[BEGIN Stored records]

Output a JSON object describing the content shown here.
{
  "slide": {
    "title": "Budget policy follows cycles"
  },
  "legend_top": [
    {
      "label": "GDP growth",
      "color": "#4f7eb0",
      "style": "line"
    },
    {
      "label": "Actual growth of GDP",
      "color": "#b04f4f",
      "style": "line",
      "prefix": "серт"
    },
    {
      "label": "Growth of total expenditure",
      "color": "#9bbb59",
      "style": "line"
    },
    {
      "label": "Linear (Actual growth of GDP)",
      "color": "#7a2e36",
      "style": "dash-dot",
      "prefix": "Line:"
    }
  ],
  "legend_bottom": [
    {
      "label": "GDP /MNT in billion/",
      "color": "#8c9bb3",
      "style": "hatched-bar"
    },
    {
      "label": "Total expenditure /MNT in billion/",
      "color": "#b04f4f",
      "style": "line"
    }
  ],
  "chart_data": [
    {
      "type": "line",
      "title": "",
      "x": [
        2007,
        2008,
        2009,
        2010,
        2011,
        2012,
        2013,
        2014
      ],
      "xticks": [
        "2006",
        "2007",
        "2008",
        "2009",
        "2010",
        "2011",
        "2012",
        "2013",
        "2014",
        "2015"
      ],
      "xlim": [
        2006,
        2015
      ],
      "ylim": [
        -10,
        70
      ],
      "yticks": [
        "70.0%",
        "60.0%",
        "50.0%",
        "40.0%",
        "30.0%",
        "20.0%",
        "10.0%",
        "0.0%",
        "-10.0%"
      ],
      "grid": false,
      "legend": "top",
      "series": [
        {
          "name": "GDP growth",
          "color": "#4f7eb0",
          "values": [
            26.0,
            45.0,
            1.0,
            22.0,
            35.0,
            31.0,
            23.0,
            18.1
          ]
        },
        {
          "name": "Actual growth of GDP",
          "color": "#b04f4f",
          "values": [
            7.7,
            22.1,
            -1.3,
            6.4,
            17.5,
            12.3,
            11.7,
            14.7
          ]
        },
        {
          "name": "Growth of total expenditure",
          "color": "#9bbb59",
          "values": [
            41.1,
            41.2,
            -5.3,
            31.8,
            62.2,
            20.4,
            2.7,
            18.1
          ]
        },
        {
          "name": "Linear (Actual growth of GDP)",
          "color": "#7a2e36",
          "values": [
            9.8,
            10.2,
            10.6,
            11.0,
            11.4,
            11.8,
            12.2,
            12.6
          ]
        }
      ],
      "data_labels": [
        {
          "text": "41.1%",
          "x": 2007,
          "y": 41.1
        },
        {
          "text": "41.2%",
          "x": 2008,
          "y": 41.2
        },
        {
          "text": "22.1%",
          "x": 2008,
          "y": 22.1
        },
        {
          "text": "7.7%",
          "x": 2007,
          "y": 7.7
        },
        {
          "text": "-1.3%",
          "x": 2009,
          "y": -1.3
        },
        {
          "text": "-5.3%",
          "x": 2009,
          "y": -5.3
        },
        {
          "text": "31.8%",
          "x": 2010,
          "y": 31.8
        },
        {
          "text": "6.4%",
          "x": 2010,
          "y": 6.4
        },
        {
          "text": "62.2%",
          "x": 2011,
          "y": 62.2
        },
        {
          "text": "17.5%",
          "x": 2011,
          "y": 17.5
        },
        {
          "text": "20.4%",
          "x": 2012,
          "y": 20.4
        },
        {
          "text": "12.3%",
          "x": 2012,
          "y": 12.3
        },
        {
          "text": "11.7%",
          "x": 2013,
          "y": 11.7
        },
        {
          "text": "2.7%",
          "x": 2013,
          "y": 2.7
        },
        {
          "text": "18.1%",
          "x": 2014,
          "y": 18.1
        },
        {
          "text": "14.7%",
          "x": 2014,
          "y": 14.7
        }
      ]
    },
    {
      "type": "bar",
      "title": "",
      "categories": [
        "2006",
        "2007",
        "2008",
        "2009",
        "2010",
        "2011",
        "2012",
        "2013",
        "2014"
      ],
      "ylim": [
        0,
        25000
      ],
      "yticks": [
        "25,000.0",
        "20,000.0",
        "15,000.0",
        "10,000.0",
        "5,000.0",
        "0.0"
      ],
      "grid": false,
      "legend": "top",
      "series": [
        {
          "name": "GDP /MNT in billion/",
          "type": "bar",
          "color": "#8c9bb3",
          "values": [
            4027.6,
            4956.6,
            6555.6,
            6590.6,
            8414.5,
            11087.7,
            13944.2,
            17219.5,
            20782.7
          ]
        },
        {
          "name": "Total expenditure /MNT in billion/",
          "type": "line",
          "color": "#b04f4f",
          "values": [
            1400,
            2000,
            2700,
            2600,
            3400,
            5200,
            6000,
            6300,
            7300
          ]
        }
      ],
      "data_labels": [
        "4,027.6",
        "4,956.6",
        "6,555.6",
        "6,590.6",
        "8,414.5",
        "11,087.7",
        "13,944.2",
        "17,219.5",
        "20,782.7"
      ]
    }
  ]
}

[END Stored records]

### Your instructions
Give all of the entries again, word for word.

### Task answer
Output a JSON object describing the content shown here.
{
  "slide": {
    "title": "Budget policy follows cycles"
  },
  "legend_top": [
    {
      "label": "GDP growth",
      "color": "#4f7eb0",
      "style": "line"
    },
    {
      "label": "Actual growth of GDP",
      "color": "#b04f4f",
      "style": "line",
      "prefix": "серт"
    },
    {
      "label": "Growth of total expenditure",
      "color": "#9bbb59",
      "style": "line"
    },
    {
      "label": "Linear (Actual growth of GDP)",
      "color": "#7a2e36",
      "style": "dash-dot",
      "prefix": "Line:"
    }
  ],
  "legend_bottom": [
    {
      "label": "GDP /MNT in billion/",
      "color": "#8c9bb3",
      "style": "hatched-bar"
    },
    {
      "label": "Total expenditure /MNT in billion/",
      "color": "#b04f4f",
      "style": "line"
    }
  ],
  "chart_data": [
    {
      "type": "line",
      "title": "",
      "x": [
        2007,
        2008,
        2009,
        2010,
        2011,
        2012,
        2013,
        2014
      ],
      "xticks": [
        "2006",
        "2007",
        "2008",
        "2009",
        "2010",
        "2011",
        "2012",
        "2013",
        "2014",
        "2015"
      ],
      "xlim": [
        2006,
        2015
      ],
      "ylim": [
        -10,
        70
      ],
      "yticks": [
        "70.0%",
        "60.0%",
        "50.0%",
        "40.0%",
        "30.0%",
        "20.0%",
        "10.0%",
        "0.0%",
        "-10.0%"
      ],
      "grid": false,
      "legend": "top",
      "series": [
        {
          "name": "GDP growth",
          "color": "#4f7eb0",
          "values": [
            26.0,
            45.0,
            1.0,
            22.0,
            35.0,
            31.0,
            23.0,
            18.1
          ]
        },
        {
          "name": "Actual growth of GDP",
          "color": "#b04f4f",
          "values": [
            7.7,
            22.1,
            -1.3,
            6.4,
            17.5,
            12.3,
            11.7,
            14.7
          ]
        },
        {
          "name": "Growth of total expenditure",
          "color": "#9bbb59",
          "values": [
            41.1,
            41.2,
            -5.3,
            31.8,
            62.2,
            20.4,
            2.7,
            18.1
          ]
        },
        {
          "name": "Linear (Actual growth of GDP)",
          "color": "#7a2e36",
          "values": [
            9.8,
            10.2,
            10.6,
            11.0,
            11.4,
            11.8,
            12.2,
            12.6
          ]
        }
      ],
      "data_labels": [
        {
          "text": "41.1%",
          "x": 2007,
          "y": 41.1
        },
        {
          "text": "41.2%",
          "x": 2008,
          "y": 41.2
        },
        {
          "text": "22.1%",
          "x": 2008,
          "y": 22.1
        },
        {
          "text": "7.7%",
          "x": 2007,
          "y": 7.7
        },
        {
          "text": "-1.3%",
          "x": 2009,
          "y": -1.3
        },
        {
          "text": "-5.3%",
          "x": 2009,
          "y": -5.3
        },
        {
          "text": "31.8%",
          "x": 2010,
          "y": 31.8
        },
        {
          "text": "6.4%",
          "x": 2010,
          "y": 6.4
        },
        {
          "text": "62.2%",
          "x": 2011,
          "y": 62.2
        },
        {
          "text": "17.5%",
          "x": 2011,
          "y": 17.5
        },
        {
          "text": "20.4%",
          "x": 2012,
          "y": 20.4
        },
        {
          "text": "12.3%",
          "x": 2012,
          "y": 12.3
        },
        {
          "text": "11.7%",
          "x": 2013,
          "y": 11.7
        },
        {
          "text": "2.7%",
          "x": 2013,
          "y": 2.7
        },
        {
          "text": "18.1%",
          "x": 2014,
          "y": 18.1
        },
        {
          "text": "14.7%",
          "x": 2014,
          "y": 14.7
        }
      ]
    },
    {
      "type": "bar",
      "title": "",
      "categories": [
        "2006",
        "2007",
        "2008",
        "2009",
        "2010",
        "2011",
        "2012",
        "2013",
        "2014"
      ],
      "ylim": [
        0,
        25000
      ],
      "yticks": [
        "25,000.0",
        "20,000.0",
        "15,000.0",
        "10,000.0",
        "5,000.0",
        "0.0"
      ],
      "grid": false,
      "legend": "top",
      "series": [
        {
          "name": "GDP /MNT in billion/",
          "type": "bar",
          "color": "#8c9bb3",
          "values": [
            4027.6,
            4956.6,
            6555.6,
            6590.6,
            8414.5,
            11087.7,
            13944.2,
            17219.5,
            20782.7
          ]
        },
        {
          "name": "Total expenditure /MNT in billion/",
          "type": "line",
          "color": "#b04f4f",
          "values": [
            1400,
            2000,
            2700,
            2600,
            3400,
            5200,
            6000,
            6300,
            7300
          ]
        }
      ],
      "data_labels": [
        "4,027.6",
        "4,956.6",
        "6,555.6",
        "6,590.6",
        "8,414.5",
        "11,087.7",
        "13,944.2",
        "17,219.5",
        "20,782.7"
      ]
    }
  ]
}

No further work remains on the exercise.